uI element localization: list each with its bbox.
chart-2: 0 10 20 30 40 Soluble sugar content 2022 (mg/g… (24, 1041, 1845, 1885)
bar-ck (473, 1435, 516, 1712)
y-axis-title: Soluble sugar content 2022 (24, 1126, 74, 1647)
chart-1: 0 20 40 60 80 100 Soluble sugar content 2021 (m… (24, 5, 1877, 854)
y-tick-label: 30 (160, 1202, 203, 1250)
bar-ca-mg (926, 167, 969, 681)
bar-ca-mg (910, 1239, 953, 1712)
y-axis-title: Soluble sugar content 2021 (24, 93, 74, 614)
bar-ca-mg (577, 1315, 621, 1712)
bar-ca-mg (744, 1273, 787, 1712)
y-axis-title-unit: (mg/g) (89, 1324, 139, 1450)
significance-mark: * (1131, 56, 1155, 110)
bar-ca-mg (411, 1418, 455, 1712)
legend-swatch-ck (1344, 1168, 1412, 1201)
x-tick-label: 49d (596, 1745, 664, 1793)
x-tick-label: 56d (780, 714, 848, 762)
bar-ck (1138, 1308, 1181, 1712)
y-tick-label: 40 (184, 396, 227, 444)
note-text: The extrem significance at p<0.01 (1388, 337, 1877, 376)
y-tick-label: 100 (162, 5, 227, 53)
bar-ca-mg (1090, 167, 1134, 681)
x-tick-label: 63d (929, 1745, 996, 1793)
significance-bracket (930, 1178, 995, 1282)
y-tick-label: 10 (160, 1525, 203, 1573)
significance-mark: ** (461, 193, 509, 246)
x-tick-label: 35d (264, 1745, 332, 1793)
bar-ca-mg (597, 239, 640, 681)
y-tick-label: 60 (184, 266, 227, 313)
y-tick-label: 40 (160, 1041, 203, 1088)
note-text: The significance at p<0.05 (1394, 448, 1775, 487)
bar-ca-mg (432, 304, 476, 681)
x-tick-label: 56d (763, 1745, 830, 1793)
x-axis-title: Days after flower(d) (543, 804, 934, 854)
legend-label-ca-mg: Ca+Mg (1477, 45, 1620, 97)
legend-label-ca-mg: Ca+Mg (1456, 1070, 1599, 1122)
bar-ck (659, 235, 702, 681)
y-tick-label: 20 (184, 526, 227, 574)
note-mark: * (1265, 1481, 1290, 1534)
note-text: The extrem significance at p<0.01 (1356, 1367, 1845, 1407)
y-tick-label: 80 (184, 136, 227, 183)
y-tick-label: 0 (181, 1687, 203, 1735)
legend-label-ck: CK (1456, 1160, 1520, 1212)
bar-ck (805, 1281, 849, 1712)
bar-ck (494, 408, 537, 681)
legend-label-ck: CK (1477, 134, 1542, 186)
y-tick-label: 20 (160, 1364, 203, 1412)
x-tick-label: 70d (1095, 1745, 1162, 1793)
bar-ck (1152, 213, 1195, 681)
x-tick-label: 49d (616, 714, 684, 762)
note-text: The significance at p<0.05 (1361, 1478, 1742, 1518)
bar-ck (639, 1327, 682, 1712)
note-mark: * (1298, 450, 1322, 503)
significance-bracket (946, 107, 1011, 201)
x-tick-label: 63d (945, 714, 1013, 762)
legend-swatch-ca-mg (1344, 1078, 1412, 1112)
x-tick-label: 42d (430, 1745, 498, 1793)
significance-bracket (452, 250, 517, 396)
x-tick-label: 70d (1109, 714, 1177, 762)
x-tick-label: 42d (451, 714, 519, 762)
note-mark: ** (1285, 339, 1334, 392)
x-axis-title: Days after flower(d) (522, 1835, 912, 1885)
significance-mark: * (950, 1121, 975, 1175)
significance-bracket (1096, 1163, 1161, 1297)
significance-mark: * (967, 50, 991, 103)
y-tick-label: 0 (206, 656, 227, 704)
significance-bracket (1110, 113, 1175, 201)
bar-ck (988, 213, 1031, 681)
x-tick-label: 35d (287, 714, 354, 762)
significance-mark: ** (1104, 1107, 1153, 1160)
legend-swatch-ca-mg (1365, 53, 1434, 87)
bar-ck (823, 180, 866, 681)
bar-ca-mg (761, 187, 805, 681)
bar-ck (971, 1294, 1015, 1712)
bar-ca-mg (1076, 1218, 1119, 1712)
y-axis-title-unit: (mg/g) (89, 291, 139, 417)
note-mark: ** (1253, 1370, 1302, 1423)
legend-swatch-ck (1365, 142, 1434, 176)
==========
Exercise directions —
Rewrite every line of the records as a JSON list of strings, one string per line, skipping any blank lines.

Full answer —
[
  "uI element localization: list each with its bbox.",
  "chart-2: 0 10 20 30 40 Soluble sugar content 2022 (mg/g… (24, 1041, 1845, 1885)",
  "bar-ck (473, 1435, 516, 1712)",
  "y-axis-title: Soluble sugar content 2022 (24, 1126, 74, 1647)",
  "chart-1: 0 20 40 60 80 100 Soluble sugar content 2021 (m… (24, 5, 1877, 854)",
  "y-tick-label: 30 (160, 1202, 203, 1250)",
  "bar-ca-mg (926, 167, 969, 681)",
  "bar-ca-mg (910, 1239, 953, 1712)",
  "y-axis-title: Soluble sugar content 2021 (24, 93, 74, 614)",
  "bar-ca-mg (577, 1315, 621, 1712)",
  "bar-ca-mg (744, 1273, 787, 1712)",
  "y-axis-title-unit: (mg/g) (89, 1324, 139, 1450)",
  "significance-mark: * (1131, 56, 1155, 110)",
  "bar-ca-mg (411, 1418, 455, 1712)",
  "legend-swatch-ck (1344, 1168, 1412, 1201)",
  "x-tick-label: 49d (596, 1745, 664, 1793)",
  "x-tick-label: 56d (780, 714, 848, 762)",
  "bar-ck (1138, 1308, 1181, 1712)",
  "y-tick-label: 40 (184, 396, 227, 444)",
  "note-text: The extrem significance at p<0.01 (1388, 337, 1877, 376)",
  "y-tick-label: 100 (162, 5, 227, 53)",
  "bar-ca-mg (1090, 167, 1134, 681)",
  "x-tick-label: 63d (929, 1745, 996, 1793)",
  "significance-bracket (930, 1178, 995, 1282)",
  "y-tick-label: 10 (160, 1525, 203, 1573)",
  "significance-mark: ** (461, 193, 509, 246)",
  "x-tick-label: 35d (264, 1745, 332, 1793)",
  "bar-ca-mg (597, 239, 640, 681)",
  "y-tick-label: 60 (184, 266, 227, 313)",
  "y-tick-label: 40 (160, 1041, 203, 1088)",
  "note-text: The significance at p<0.05 (1394, 448, 1775, 487)",
  "bar-ca-mg (432, 304, 476, 681)",
  "x-tick-label: 56d (763, 1745, 830, 1793)",
  "x-axis-title: Days after flower(d) (543, 804, 934, 854)",
  "legend-label-ca-mg: Ca+Mg (1477, 45, 1620, 97)",
  "legend-label-ca-mg: Ca+Mg (1456, 1070, 1599, 1122)",
  "bar-ck (659, 235, 702, 681)",
  "y-tick-label: 20 (184, 526, 227, 574)",
  "note-mark: * (1265, 1481, 1290, 1534)",
  "note-text: The extrem significance at p<0.01 (1356, 1367, 1845, 1407)",
  "y-tick-label: 80 (184, 136, 227, 183)",
  "y-tick-label: 0 (181, 1687, 203, 1735)",
  "legend-label-ck: CK (1456, 1160, 1520, 1212)",
  "bar-ck (805, 1281, 849, 1712)",
  "bar-ck (494, 408, 537, 681)",
  "legend-label-ck: CK (1477, 134, 1542, 186)",
  "y-tick-label: 20 (160, 1364, 203, 1412)",
  "x-tick-label: 70d (1095, 1745, 1162, 1793)",
  "bar-ck (1152, 213, 1195, 681)",
  "x-tick-label: 49d (616, 714, 684, 762)",
  "note-text: The significance at p<0.05 (1361, 1478, 1742, 1518)",
  "bar-ck (639, 1327, 682, 1712)",
  "note-mark: * (1298, 450, 1322, 503)",
  "significance-bracket (946, 107, 1011, 201)",
  "x-tick-label: 63d (945, 714, 1013, 762)",
  "legend-swatch-ca-mg (1344, 1078, 1412, 1112)",
  "x-tick-label: 42d (430, 1745, 498, 1793)",
  "significance-bracket (452, 250, 517, 396)",
  "x-tick-label: 70d (1109, 714, 1177, 762)",
  "x-tick-label: 42d (451, 714, 519, 762)",
  "note-mark: ** (1285, 339, 1334, 392)",
  "x-axis-title: Days after flower(d) (522, 1835, 912, 1885)",
  "significance-mark: * (950, 1121, 975, 1175)",
  "significance-bracket (1096, 1163, 1161, 1297)",
  "significance-mark: * (967, 50, 991, 103)",
  "y-tick-label: 0 (206, 656, 227, 704)",
  "significance-bracket (1110, 113, 1175, 201)",
  "bar-ck (988, 213, 1031, 681)",
  "x-tick-label: 35d (287, 714, 354, 762)",
  "significance-mark: ** (1104, 1107, 1153, 1160)",
  "legend-swatch-ca-mg (1365, 53, 1434, 87)",
  "bar-ck (823, 180, 866, 681)",
  "bar-ca-mg (761, 187, 805, 681)",
  "bar-ck (971, 1294, 1015, 1712)",
  "bar-ca-mg (1076, 1218, 1119, 1712)",
  "y-axis-title-unit: (mg/g) (89, 291, 139, 417)",
  "note-mark: ** (1253, 1370, 1302, 1423)",
  "legend-swatch-ck (1365, 142, 1434, 176)"
]